EXTRAIT FOURNI:
==============================
Alors que notre quotidien prend d’inquiétantes allures de fin du monde, plongeons dans l’essai Fabuler la fin du monde, de Jean-Paul Engélibert. Ce professeur de littérature comparée analyse la puissance critique des fictions d’apocalypse, et nous offre un recul salvateur.

Réchauffement climatique, crises économiques, disparition des espèces, montée des eaux, pandémie mondiale... Ces dernières années, les scientifiques du monde entier ne cessent de tirer la sonnette d'alarme, et de détailler le scénario catastrophe qui attend l'Humanité. La fin du monde n'est plus une fiction, elle devient une réalité tangible - que nous aurons bientôt la joie d'expérimenter. Cette perspective, étayée par de nombreux faits scientifiques, s'exprime par de nouvelles notions comme l'anthropocène. Ce terme, sujet à débat, a été proposé pour définir une époque de l'histoire de la Terre où les événements géologiques sont à mettre en corrélation directe avec les activités humaines. Autrement dit, un beau bordel planétaire signé Bibi himself. La conviction que le monde entier va à sa perte porte même un nom : la collapsologie. Ce terme a été inventé par Pablo Servigne et Raphaël Stevens dans leur essai Comment tout peut s'effondrer, paru aux éditions du Seuil en 2015, et qui a connu un succès retentissant. (Les premières pages sont à lire ici)

Dystopie party

C'est le genre de lecture qui vous donne envie de paniquer. Même si vous êtes un athée convaincu, vous envisagerez de courir dans tous les sens, les bras levés vers le ciel, priant pour une intervention divine. C'est là que Jean-Paul Engélibert intervient. Dans Fabuler la fin du monde, il nous invite à réévaluer les œuvres littéraires et cinématographiques consacrées à l'apocalypse. En plus de nous faire découvrir des bouquins à ajouter à notre liste de lecture (Le dernier homme de Cousin de Grainville, ou Ignis de Didier de Chousy, entre autres) il ouvre des pistes de réflexion intéressantes. Il commence par nous rappeler que les scénarios dans lesquels l'apocalypse arrive par la main de l'homme ne datent pas d'hier : on en trouve dès l'antiquité. Mieux, chaque période a finalement enfanté son propre récit dystopique.
==============================
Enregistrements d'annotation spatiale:
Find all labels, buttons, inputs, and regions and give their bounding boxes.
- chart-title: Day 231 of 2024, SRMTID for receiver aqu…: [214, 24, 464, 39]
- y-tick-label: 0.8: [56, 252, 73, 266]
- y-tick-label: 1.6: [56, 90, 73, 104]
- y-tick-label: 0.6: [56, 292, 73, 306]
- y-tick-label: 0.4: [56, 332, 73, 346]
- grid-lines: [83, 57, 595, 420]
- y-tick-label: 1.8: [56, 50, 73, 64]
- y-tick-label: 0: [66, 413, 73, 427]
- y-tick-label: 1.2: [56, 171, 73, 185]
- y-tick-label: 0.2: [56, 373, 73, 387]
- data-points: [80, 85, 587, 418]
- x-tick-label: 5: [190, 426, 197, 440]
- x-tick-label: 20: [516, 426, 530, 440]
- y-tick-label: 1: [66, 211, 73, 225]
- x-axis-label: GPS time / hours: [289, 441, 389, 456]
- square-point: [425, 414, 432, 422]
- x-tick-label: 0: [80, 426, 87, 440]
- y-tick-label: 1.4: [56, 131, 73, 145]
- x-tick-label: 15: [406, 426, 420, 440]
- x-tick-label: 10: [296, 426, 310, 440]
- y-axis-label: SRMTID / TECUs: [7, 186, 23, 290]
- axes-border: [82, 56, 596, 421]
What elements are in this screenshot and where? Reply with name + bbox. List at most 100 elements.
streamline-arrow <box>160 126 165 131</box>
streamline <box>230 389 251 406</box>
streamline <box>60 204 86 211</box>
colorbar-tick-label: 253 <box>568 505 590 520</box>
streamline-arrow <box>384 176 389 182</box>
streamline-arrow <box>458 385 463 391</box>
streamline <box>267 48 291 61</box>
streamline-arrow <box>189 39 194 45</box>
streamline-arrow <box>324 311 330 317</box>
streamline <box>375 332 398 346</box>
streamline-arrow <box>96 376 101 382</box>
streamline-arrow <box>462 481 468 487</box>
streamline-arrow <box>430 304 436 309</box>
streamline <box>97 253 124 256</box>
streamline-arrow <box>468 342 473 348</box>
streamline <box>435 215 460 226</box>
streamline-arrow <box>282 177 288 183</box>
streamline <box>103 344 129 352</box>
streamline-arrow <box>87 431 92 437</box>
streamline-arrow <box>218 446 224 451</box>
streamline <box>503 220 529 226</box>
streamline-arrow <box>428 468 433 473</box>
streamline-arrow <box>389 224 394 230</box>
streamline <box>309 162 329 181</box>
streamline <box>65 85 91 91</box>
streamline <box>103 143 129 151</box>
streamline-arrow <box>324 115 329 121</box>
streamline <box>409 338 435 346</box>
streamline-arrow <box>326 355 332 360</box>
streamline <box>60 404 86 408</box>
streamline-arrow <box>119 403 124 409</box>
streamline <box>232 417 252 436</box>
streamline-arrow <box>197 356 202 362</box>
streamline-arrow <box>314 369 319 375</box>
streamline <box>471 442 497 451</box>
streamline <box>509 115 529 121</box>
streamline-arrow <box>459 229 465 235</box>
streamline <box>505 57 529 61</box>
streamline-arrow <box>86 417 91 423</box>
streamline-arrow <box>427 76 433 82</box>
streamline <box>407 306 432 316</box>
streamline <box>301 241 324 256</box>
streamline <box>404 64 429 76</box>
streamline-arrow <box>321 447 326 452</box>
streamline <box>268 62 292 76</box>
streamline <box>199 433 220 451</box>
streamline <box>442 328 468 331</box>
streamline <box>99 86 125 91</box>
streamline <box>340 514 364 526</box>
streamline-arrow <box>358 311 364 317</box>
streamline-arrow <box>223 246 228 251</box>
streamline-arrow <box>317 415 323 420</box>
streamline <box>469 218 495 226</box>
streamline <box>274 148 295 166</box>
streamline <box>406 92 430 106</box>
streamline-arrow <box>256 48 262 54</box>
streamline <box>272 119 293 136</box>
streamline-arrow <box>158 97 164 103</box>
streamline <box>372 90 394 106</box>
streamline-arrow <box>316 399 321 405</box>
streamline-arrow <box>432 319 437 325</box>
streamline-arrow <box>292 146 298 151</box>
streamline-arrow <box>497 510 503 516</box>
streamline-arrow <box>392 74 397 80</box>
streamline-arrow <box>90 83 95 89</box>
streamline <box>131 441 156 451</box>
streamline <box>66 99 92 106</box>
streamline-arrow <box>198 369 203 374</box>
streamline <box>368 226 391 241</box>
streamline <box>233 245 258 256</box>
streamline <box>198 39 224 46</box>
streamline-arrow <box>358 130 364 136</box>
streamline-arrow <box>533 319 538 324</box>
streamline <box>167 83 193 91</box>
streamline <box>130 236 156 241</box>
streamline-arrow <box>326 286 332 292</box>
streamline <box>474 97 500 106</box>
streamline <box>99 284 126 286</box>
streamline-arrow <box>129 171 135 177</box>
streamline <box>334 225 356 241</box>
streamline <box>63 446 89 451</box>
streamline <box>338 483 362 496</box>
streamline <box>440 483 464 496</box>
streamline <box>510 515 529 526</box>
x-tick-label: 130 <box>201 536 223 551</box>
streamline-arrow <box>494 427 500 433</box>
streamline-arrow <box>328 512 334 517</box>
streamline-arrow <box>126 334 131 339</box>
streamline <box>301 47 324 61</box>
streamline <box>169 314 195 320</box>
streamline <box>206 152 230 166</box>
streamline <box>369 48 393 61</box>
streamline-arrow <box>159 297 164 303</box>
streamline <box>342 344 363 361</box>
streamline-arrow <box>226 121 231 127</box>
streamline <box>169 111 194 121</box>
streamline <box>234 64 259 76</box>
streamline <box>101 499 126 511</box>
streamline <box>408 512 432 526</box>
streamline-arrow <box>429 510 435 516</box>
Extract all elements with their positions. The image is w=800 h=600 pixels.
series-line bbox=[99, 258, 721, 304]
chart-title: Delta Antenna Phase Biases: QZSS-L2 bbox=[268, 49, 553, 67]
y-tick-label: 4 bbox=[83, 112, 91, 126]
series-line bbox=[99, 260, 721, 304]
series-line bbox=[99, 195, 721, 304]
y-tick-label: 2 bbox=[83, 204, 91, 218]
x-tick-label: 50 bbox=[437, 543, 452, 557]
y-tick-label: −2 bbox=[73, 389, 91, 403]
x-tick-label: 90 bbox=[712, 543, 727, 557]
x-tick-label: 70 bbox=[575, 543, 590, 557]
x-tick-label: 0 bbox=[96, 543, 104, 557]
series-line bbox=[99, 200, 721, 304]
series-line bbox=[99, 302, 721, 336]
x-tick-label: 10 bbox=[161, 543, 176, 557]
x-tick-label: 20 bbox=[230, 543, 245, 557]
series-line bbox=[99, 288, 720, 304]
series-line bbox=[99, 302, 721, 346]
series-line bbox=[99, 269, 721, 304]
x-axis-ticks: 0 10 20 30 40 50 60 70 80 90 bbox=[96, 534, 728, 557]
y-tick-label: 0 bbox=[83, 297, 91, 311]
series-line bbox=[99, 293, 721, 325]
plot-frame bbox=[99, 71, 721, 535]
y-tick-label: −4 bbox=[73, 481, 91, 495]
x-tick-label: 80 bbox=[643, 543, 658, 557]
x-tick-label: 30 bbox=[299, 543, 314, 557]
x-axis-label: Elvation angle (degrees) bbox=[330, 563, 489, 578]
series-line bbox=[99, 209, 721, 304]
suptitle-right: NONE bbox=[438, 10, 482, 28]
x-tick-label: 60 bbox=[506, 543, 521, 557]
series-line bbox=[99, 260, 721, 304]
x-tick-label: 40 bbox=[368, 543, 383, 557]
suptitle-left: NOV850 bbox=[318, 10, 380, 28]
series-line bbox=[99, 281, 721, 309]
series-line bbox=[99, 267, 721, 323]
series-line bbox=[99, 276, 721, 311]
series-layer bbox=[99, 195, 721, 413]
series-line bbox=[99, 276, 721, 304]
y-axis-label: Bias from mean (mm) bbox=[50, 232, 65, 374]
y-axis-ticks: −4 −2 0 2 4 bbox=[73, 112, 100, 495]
==============================
OBJECTIFS:
[a] D'après l'extrait sur les fictions d'apocalypse, qui a inventé le terme « collapsologie » ?
[b] Poursuivez l'extrait sur les fictions d'apocalypse à partir de sa dernière phrase.

RÉPONSES FINALES:
[a] Pablo Servigne et Raphaël Stevens, dans leur essai Comment tout peut s'effondrer.

[b]
Métro, boulot, chaos

Imaginer la catastrophe, c'est « projeter dans le futur une vision du présent », nous dit Engélibert. Les scénarios apocalyptiques ou dystopiques prennent souvent pour point de départ une analyse de la société. Ils mettent en exergue ses dysfonctionnements et ses dangers : monde contrôlé par les machines ou l'intelligence artificielle, société détruite par un autoritarisme devenu fou, réduite à néant par des accidents nucléaires ou par une catastrophe écologique. Ils expriment un trop plein, une angoisse. Anticiper la catastrophe pour mieux la vivre en somme. Car penser la fin du monde, c'est penser l' après : pour le meilleur ou pour le pire. En portant un regard critique sur le monde tel qu'il est, on envisage des scénarios pour y échapper.

Imaginer la catastrophe, c'est « projeter dans le futur une vision du présent »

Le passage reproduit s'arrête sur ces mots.